* begin Dataset rows *

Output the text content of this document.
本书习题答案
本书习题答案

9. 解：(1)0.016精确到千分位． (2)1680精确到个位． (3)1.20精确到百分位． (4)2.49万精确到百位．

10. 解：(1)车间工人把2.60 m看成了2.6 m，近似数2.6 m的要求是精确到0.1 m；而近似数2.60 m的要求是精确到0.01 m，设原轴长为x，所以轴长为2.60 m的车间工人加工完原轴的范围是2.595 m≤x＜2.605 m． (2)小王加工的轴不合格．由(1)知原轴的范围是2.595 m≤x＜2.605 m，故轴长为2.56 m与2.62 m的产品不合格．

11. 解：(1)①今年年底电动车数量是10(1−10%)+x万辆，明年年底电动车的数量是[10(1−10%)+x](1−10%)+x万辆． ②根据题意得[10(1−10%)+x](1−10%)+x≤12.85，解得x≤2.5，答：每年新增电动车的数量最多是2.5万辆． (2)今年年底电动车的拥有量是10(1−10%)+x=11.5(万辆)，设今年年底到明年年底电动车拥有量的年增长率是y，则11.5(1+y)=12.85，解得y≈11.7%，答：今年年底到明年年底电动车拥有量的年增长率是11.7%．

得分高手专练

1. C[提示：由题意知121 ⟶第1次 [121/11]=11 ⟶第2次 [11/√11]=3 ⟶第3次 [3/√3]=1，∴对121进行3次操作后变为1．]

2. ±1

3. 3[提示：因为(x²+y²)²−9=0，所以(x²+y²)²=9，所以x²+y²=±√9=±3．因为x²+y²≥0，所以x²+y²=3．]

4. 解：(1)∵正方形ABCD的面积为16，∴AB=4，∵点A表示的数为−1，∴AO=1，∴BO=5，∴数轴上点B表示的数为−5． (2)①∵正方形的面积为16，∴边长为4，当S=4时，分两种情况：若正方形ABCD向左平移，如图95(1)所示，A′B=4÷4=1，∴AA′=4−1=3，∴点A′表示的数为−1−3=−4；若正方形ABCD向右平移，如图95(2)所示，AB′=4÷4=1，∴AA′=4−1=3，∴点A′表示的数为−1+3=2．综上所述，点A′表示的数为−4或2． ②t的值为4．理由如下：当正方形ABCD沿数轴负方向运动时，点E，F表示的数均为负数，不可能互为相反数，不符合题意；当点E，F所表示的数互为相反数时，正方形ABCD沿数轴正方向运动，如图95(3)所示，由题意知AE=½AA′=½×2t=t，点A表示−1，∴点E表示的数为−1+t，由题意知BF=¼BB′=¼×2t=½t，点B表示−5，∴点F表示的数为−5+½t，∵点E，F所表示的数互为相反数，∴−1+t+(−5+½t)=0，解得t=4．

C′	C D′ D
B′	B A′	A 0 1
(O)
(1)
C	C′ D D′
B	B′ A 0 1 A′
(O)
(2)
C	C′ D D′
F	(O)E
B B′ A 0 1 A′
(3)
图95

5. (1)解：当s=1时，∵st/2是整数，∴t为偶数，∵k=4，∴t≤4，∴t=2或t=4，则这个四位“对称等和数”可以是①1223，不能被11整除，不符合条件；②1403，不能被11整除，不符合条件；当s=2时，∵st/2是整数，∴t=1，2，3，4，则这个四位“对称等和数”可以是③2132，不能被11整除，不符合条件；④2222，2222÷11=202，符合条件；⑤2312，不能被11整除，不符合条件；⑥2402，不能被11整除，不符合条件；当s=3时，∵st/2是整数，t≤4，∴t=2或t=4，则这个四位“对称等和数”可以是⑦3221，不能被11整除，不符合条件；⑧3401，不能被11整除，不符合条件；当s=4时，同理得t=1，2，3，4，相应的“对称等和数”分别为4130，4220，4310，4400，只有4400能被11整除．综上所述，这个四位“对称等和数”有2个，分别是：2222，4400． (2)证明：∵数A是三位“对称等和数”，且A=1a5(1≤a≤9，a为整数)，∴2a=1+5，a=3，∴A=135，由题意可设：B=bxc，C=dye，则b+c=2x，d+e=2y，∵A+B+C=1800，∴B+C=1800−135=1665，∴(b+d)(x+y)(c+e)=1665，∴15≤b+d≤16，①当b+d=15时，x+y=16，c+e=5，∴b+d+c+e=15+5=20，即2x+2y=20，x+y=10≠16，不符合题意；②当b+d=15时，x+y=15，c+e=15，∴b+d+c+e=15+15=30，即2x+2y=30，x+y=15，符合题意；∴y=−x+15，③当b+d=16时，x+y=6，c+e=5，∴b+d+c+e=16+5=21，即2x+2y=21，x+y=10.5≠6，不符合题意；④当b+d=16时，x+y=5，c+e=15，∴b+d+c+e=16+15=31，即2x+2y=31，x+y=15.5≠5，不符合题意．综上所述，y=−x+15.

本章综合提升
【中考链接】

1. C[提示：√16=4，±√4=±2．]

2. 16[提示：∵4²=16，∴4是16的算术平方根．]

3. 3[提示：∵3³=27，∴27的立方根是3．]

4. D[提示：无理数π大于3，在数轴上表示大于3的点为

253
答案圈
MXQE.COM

* end Dataset rows *

> [Request]:
Extract all the entries word for word.

> [Solution to the exercise]:
Output the text content of this document.
本书习题答案
本书习题答案

9. 解：(1)0.016精确到千分位． (2)1680精确到个位． (3)1.20精确到百分位． (4)2.49万精确到百位．

10. 解：(1)车间工人把2.60 m看成了2.6 m，近似数2.6 m的要求是精确到0.1 m；而近似数2.60 m的要求是精确到0.01 m，设原轴长为x，所以轴长为2.60 m的车间工人加工完原轴的范围是2.595 m≤x＜2.605 m． (2)小王加工的轴不合格．由(1)知原轴的范围是2.595 m≤x＜2.605 m，故轴长为2.56 m与2.62 m的产品不合格．

11. 解：(1)①今年年底电动车数量是10(1−10%)+x万辆，明年年底电动车的数量是[10(1−10%)+x](1−10%)+x万辆． ②根据题意得[10(1−10%)+x](1−10%)+x≤12.85，解得x≤2.5，答：每年新增电动车的数量最多是2.5万辆． (2)今年年底电动车的拥有量是10(1−10%)+x=11.5(万辆)，设今年年底到明年年底电动车拥有量的年增长率是y，则11.5(1+y)=12.85，解得y≈11.7%，答：今年年底到明年年底电动车拥有量的年增长率是11.7%．

得分高手专练

1. C[提示：由题意知121 ⟶第1次 [121/11]=11 ⟶第2次 [11/√11]=3 ⟶第3次 [3/√3]=1，∴对121进行3次操作后变为1．]

2. ±1

3. 3[提示：因为(x²+y²)²−9=0，所以(x²+y²)²=9，所以x²+y²=±√9=±3．因为x²+y²≥0，所以x²+y²=3．]

4. 解：(1)∵正方形ABCD的面积为16，∴AB=4，∵点A表示的数为−1，∴AO=1，∴BO=5，∴数轴上点B表示的数为−5． (2)①∵正方形的面积为16，∴边长为4，当S=4时，分两种情况：若正方形ABCD向左平移，如图95(1)所示，A′B=4÷4=1，∴AA′=4−1=3，∴点A′表示的数为−1−3=−4；若正方形ABCD向右平移，如图95(2)所示，AB′=4÷4=1，∴AA′=4−1=3，∴点A′表示的数为−1+3=2．综上所述，点A′表示的数为−4或2． ②t的值为4．理由如下：当正方形ABCD沿数轴负方向运动时，点E，F表示的数均为负数，不可能互为相反数，不符合题意；当点E，F所表示的数互为相反数时，正方形ABCD沿数轴正方向运动，如图95(3)所示，由题意知AE=½AA′=½×2t=t，点A表示−1，∴点E表示的数为−1+t，由题意知BF=¼BB′=¼×2t=½t，点B表示−5，∴点F表示的数为−5+½t，∵点E，F所表示的数互为相反数，∴−1+t+(−5+½t)=0，解得t=4．

C′	C D′ D
B′	B A′	A 0 1
(O)
(1)
C	C′ D D′
B	B′ A 0 1 A′
(O)
(2)
C	C′ D D′
F	(O)E
B B′ A 0 1 A′
(3)
图95

5. (1)解：当s=1时，∵st/2是整数，∴t为偶数，∵k=4，∴t≤4，∴t=2或t=4，则这个四位“对称等和数”可以是①1223，不能被11整除，不符合条件；②1403，不能被11整除，不符合条件；当s=2时，∵st/2是整数，∴t=1，2，3，4，则这个四位“对称等和数”可以是③2132，不能被11整除，不符合条件；④2222，2222÷11=202，符合条件；⑤2312，不能被11整除，不符合条件；⑥2402，不能被11整除，不符合条件；当s=3时，∵st/2是整数，t≤4，∴t=2或t=4，则这个四位“对称等和数”可以是⑦3221，不能被11整除，不符合条件；⑧3401，不能被11整除，不符合条件；当s=4时，同理得t=1，2，3，4，相应的“对称等和数”分别为4130，4220，4310，4400，只有4400能被11整除．综上所述，这个四位“对称等和数”有2个，分别是：2222，4400． (2)证明：∵数A是三位“对称等和数”，且A=1a5(1≤a≤9，a为整数)，∴2a=1+5，a=3，∴A=135，由题意可设：B=bxc，C=dye，则b+c=2x，d+e=2y，∵A+B+C=1800，∴B+C=1800−135=1665，∴(b+d)(x+y)(c+e)=1665，∴15≤b+d≤16，①当b+d=15时，x+y=16，c+e=5，∴b+d+c+e=15+5=20，即2x+2y=20，x+y=10≠16，不符合题意；②当b+d=15时，x+y=15，c+e=15，∴b+d+c+e=15+15=30，即2x+2y=30，x+y=15，符合题意；∴y=−x+15，③当b+d=16时，x+y=6，c+e=5，∴b+d+c+e=16+5=21，即2x+2y=21，x+y=10.5≠6，不符合题意；④当b+d=16时，x+y=5，c+e=15，∴b+d+c+e=16+15=31，即2x+2y=31，x+y=15.5≠5，不符合题意．综上所述，y=−x+15.

本章综合提升
【中考链接】

1. C[提示：√16=4，±√4=±2．]

2. 16[提示：∵4²=16，∴4是16的算术平方根．]

3. 3[提示：∵3³=27，∴27的立方根是3．]

4. D[提示：无理数π大于3，在数轴上表示大于3的点为

253
答案圈
MXQE.COM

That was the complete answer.